Coordinate annotation records
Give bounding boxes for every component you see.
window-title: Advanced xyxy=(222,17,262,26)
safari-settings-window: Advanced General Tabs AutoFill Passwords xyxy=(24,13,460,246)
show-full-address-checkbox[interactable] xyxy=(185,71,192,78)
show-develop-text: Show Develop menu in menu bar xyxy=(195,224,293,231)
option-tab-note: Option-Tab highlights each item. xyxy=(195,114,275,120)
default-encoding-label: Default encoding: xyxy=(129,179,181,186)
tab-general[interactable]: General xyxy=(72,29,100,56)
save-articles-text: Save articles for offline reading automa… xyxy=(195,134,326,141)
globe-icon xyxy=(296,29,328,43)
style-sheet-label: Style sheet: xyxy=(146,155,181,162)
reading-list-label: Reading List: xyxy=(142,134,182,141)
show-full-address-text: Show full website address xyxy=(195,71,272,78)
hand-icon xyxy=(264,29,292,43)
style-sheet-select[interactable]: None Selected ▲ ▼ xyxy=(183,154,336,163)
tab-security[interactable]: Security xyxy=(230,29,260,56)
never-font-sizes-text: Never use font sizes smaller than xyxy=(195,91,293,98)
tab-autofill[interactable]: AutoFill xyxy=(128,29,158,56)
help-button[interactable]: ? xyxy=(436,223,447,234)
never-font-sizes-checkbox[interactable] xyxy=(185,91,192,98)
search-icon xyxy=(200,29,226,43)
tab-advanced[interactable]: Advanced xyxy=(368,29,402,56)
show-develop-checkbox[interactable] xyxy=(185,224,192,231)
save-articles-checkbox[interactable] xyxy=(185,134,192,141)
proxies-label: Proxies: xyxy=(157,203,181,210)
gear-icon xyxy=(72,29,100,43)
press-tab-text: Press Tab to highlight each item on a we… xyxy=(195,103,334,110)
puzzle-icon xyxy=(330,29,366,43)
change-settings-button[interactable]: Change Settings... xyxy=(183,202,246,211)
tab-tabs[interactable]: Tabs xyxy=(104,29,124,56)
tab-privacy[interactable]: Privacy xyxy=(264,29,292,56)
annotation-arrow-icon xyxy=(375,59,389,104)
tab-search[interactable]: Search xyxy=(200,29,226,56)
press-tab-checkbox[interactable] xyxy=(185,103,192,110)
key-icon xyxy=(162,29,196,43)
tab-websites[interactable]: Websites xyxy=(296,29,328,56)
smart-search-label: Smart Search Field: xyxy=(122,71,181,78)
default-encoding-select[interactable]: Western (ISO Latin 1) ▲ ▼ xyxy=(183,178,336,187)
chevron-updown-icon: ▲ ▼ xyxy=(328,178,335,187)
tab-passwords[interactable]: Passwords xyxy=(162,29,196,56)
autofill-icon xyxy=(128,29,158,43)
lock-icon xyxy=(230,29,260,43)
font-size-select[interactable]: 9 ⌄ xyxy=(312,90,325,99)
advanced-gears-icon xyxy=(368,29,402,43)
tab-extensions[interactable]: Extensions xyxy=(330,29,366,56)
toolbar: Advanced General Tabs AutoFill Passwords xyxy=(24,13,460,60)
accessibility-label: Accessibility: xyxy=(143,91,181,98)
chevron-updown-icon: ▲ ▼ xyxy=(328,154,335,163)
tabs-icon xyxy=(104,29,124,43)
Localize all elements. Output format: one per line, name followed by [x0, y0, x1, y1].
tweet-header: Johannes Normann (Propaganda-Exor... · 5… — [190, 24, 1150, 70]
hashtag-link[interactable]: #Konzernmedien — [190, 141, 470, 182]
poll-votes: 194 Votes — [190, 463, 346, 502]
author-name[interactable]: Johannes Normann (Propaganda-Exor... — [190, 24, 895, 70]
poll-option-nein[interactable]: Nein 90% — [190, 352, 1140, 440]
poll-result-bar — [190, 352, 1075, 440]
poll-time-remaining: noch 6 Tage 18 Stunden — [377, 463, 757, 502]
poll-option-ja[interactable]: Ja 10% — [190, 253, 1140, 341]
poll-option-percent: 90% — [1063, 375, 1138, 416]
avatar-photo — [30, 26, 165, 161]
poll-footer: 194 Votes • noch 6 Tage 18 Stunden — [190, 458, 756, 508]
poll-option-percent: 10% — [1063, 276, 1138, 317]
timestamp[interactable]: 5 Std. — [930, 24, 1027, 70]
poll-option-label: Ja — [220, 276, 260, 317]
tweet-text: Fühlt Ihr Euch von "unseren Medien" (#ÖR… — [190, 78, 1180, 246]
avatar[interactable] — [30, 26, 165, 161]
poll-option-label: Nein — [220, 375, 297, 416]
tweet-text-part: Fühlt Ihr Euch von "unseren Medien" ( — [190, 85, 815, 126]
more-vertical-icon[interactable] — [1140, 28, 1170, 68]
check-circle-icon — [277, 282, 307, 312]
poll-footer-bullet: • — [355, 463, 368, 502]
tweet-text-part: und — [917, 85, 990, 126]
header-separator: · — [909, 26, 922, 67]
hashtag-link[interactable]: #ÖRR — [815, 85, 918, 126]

**What you should do**. From the entries above, extract every line that contains the string "font". Matching is case-sensitive.

**The completed task**.
never-font-sizes-text: Never use font sizes smaller than xyxy=(195,91,293,98)
never-font-sizes-checkbox[interactable] xyxy=(185,91,192,98)
font-size-select[interactable]: 9 ⌄ xyxy=(312,90,325,99)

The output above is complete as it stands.